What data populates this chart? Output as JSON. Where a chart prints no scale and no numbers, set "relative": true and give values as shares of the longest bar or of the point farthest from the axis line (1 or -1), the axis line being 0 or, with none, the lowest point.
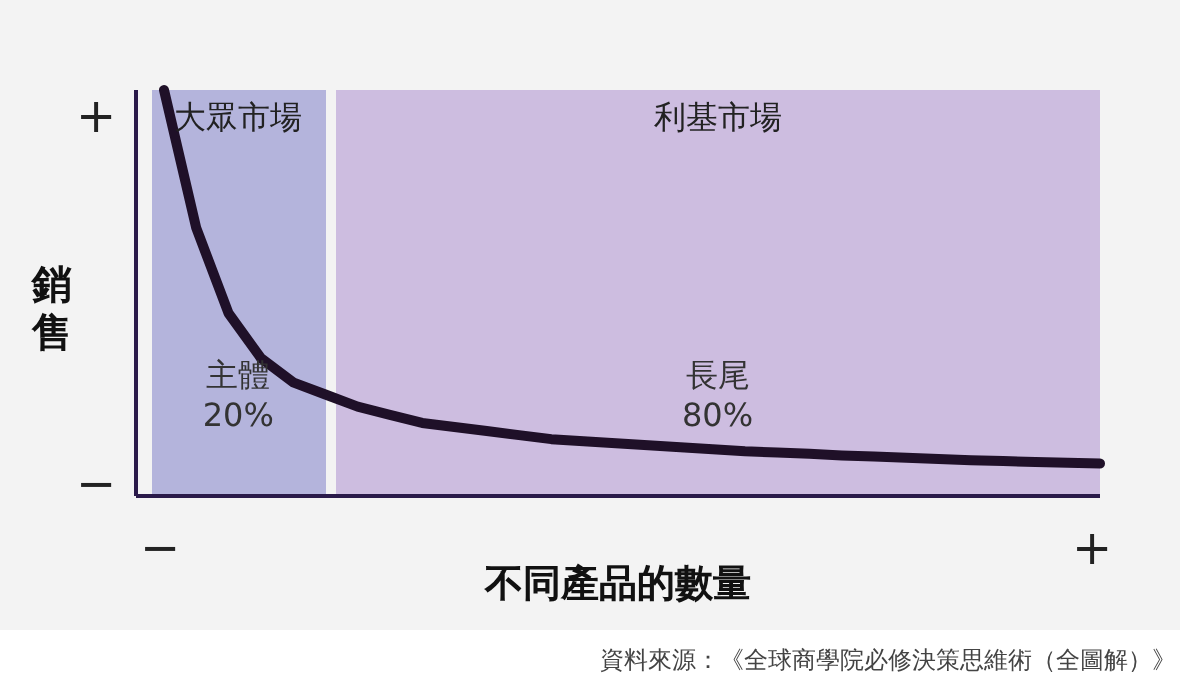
{
  "chart_data": {
    "type": "line",
    "relative": true,
    "xlabel": "不同產品的數量",
    "ylabel": "銷售",
    "categories": [
      null,
      null,
      null,
      null,
      null,
      null,
      null,
      null,
      null,
      null,
      null,
      null,
      null,
      null,
      null,
      null,
      null,
      null,
      null,
      null,
      null,
      null,
      null,
      null,
      null,
      null,
      null,
      null,
      null,
      null
    ],
    "series": [
      {
        "color": "#1f1028",
        "values": [
          1,
          0.66,
          0.45,
          0.34,
          0.28,
          0.25,
          0.22,
          0.2,
          0.18,
          0.17,
          0.16,
          0.15,
          0.14,
          0.135,
          0.13,
          0.125,
          0.12,
          0.115,
          0.11,
          0.107,
          0.104,
          0.1,
          0.097,
          0.094,
          0.091,
          0.088,
          0.086,
          0.084,
          0.082,
          0.08
        ]
      }
    ],
    "marker": "none",
    "line_style": "solid",
    "annotations": [
      "大眾市場",
      "利基市場",
      "主體 20%",
      "長尾 80%",
      "+",
      "−",
      "−",
      "+",
      "資料來源：《全球商學院必修決策思維術（全圖解）》"
    ]
  }
}
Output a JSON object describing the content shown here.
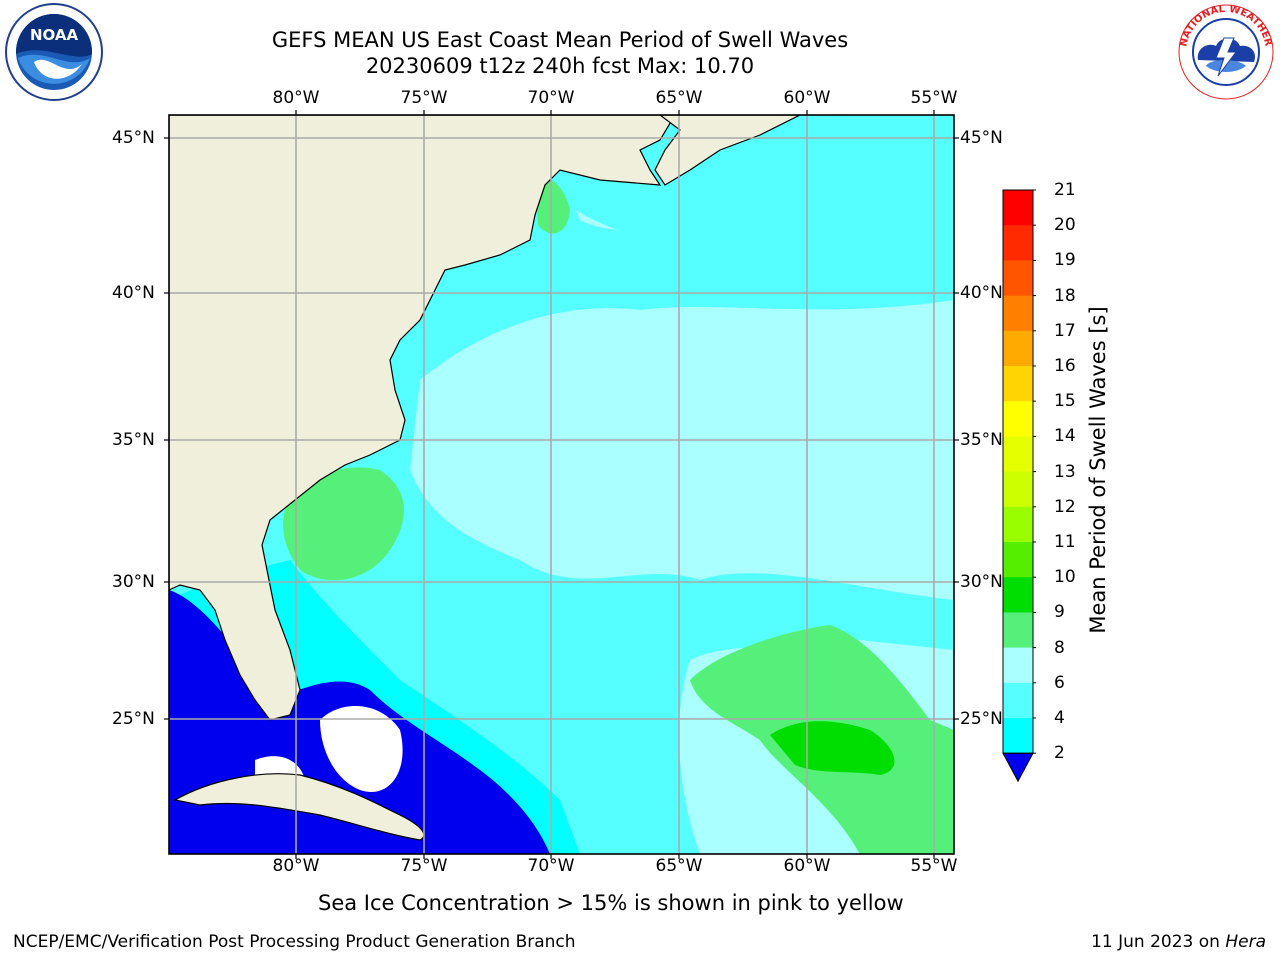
{
  "header": {
    "title_line1": "GEFS MEAN US East Coast Mean Period of Swell Waves",
    "title_line2": "20230609 t12z 240h fcst   Max: 10.70"
  },
  "map": {
    "lon_labels": [
      "80°W",
      "75°W",
      "70°W",
      "65°W",
      "60°W",
      "55°W"
    ],
    "lat_labels": [
      "45°N",
      "40°N",
      "35°N",
      "30°N",
      "25°N"
    ],
    "colors": {
      "land": "#efefdc",
      "ice_free": "#ffffff",
      "gridline": "#aaaaaa",
      "coastline": "#000000"
    }
  },
  "colorbar": {
    "title": "Mean Period of Swell Waves [s]",
    "ticks": [
      "21",
      "20",
      "19",
      "18",
      "17",
      "16",
      "15",
      "14",
      "13",
      "12",
      "11",
      "10",
      "9",
      "8",
      "6",
      "4",
      "2"
    ],
    "colors": [
      "#ff0000",
      "#ff2a00",
      "#ff5500",
      "#ff7f00",
      "#ffaa00",
      "#ffd400",
      "#ffff00",
      "#e6ff00",
      "#ccff00",
      "#99ff00",
      "#55ee00",
      "#00dd00",
      "#55f07a",
      "#aaffff",
      "#55ffff",
      "#00ffff",
      "#0000ee"
    ]
  },
  "footer": {
    "note": "Sea Ice Concentration > 15% is shown in pink to yellow",
    "left": "NCEP/EMC/Verification Post Processing Product Generation Branch",
    "right_date": "11 Jun 2023 on ",
    "right_host": "Hera"
  },
  "logos": {
    "left": "NOAA",
    "right": "NATIONAL WEATHER SERVICE"
  }
}
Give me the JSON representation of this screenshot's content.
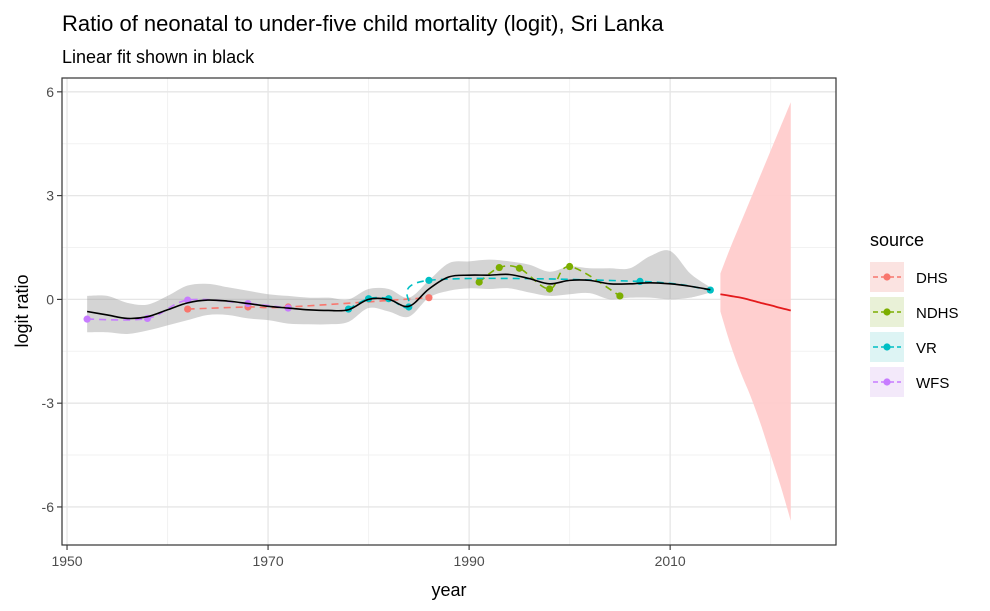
{
  "chart_data": {
    "type": "line",
    "title": "Ratio of neonatal to under-five child mortality (logit), Sri Lanka",
    "subtitle": "Linear fit shown in black",
    "xlabel": "year",
    "ylabel": "logit ratio",
    "xlim": [
      1949.5,
      2026.5
    ],
    "ylim": [
      -7.1,
      6.4
    ],
    "x_ticks": [
      1950,
      1970,
      1990,
      2010
    ],
    "x_tick_labels": [
      "1950",
      "1970",
      "1990",
      "2010"
    ],
    "y_ticks": [
      -6,
      -3,
      0,
      3,
      6
    ],
    "y_tick_labels": [
      "-6",
      "-3",
      "0",
      "3",
      "6"
    ],
    "grid": true,
    "legend": {
      "title": "source",
      "position": "right",
      "entries": [
        {
          "label": "DHS",
          "color": "#F8766D",
          "fill": "#FBE3E1"
        },
        {
          "label": "NDHS",
          "color": "#7CAE00",
          "fill": "#E9F1D7"
        },
        {
          "label": "VR",
          "color": "#00BFC4",
          "fill": "#DDF4F4"
        },
        {
          "label": "WFS",
          "color": "#C77CFF",
          "fill": "#F3E9FA"
        }
      ]
    },
    "series": [
      {
        "name": "DHS",
        "color": "#F8766D",
        "style": "dashed",
        "x": [
          1962,
          1968,
          1972,
          1986
        ],
        "y": [
          -0.28,
          -0.22,
          -0.22,
          0.05
        ]
      },
      {
        "name": "NDHS",
        "color": "#7CAE00",
        "style": "dashed",
        "x": [
          1991,
          1993,
          1995,
          1998,
          2000,
          2005
        ],
        "y": [
          0.5,
          0.92,
          0.9,
          0.3,
          0.95,
          0.1
        ]
      },
      {
        "name": "VR",
        "color": "#00BFC4",
        "style": "dashed",
        "x": [
          1978,
          1980,
          1982,
          1984,
          1986,
          2007,
          2014
        ],
        "y": [
          -0.28,
          0.02,
          0.02,
          -0.22,
          0.55,
          0.52,
          0.27
        ]
      },
      {
        "name": "WFS",
        "color": "#C77CFF",
        "style": "dashed",
        "x": [
          1952,
          1958,
          1962,
          1968,
          1972
        ],
        "y": [
          -0.57,
          -0.55,
          -0.02,
          -0.12,
          -0.25
        ]
      }
    ],
    "fit": {
      "color": "#000000",
      "x": [
        1952,
        1954,
        1956,
        1958,
        1960,
        1962,
        1964,
        1966,
        1968,
        1970,
        1972,
        1974,
        1976,
        1978,
        1980,
        1982,
        1984,
        1986,
        1988,
        1990,
        1992,
        1994,
        1996,
        1998,
        2000,
        2002,
        2004,
        2006,
        2008,
        2010,
        2012,
        2014
      ],
      "y": [
        -0.35,
        -0.45,
        -0.55,
        -0.5,
        -0.3,
        -0.1,
        -0.02,
        -0.05,
        -0.12,
        -0.2,
        -0.25,
        -0.3,
        -0.32,
        -0.3,
        0.0,
        0.0,
        -0.2,
        0.3,
        0.65,
        0.7,
        0.7,
        0.72,
        0.6,
        0.45,
        0.55,
        0.55,
        0.45,
        0.45,
        0.48,
        0.45,
        0.38,
        0.28
      ],
      "ci_lower": [
        -0.95,
        -0.95,
        -1.0,
        -0.9,
        -0.75,
        -0.6,
        -0.45,
        -0.45,
        -0.55,
        -0.6,
        -0.7,
        -0.72,
        -0.72,
        -0.65,
        -0.25,
        -0.35,
        -0.5,
        0.05,
        0.25,
        0.32,
        0.3,
        0.32,
        0.2,
        0.1,
        0.15,
        0.18,
        0.0,
        0.05,
        0.05,
        0.0,
        0.05,
        0.2
      ],
      "ci_upper": [
        0.1,
        0.1,
        -0.1,
        -0.15,
        0.1,
        0.4,
        0.45,
        0.35,
        0.25,
        0.15,
        0.1,
        0.05,
        0.05,
        0.0,
        0.3,
        0.3,
        0.05,
        0.55,
        1.05,
        1.1,
        1.15,
        1.1,
        1.0,
        0.8,
        0.95,
        0.9,
        0.9,
        0.9,
        1.25,
        1.4,
        0.75,
        0.35
      ]
    },
    "forecast": {
      "color": "#E41A1C",
      "band_color": "#FFCCCC",
      "x": [
        2015,
        2016,
        2017,
        2018,
        2019,
        2020,
        2021,
        2022
      ],
      "y": [
        0.15,
        0.1,
        0.05,
        -0.02,
        -0.1,
        -0.17,
        -0.25,
        -0.32
      ],
      "ci_lower": [
        -0.35,
        -1.3,
        -2.1,
        -2.8,
        -3.6,
        -4.5,
        -5.4,
        -6.4
      ],
      "ci_upper": [
        0.75,
        1.5,
        2.2,
        2.9,
        3.6,
        4.3,
        5.0,
        5.7
      ]
    }
  }
}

THE TASK – Copy down every line of the material above that includes the string "Period".

EXERCISE ANSWER –
    "title_line1": "GEFS MEAN US East Coast Mean Period of Swell Waves",
    "title": "Mean Period of Swell Waves [s]",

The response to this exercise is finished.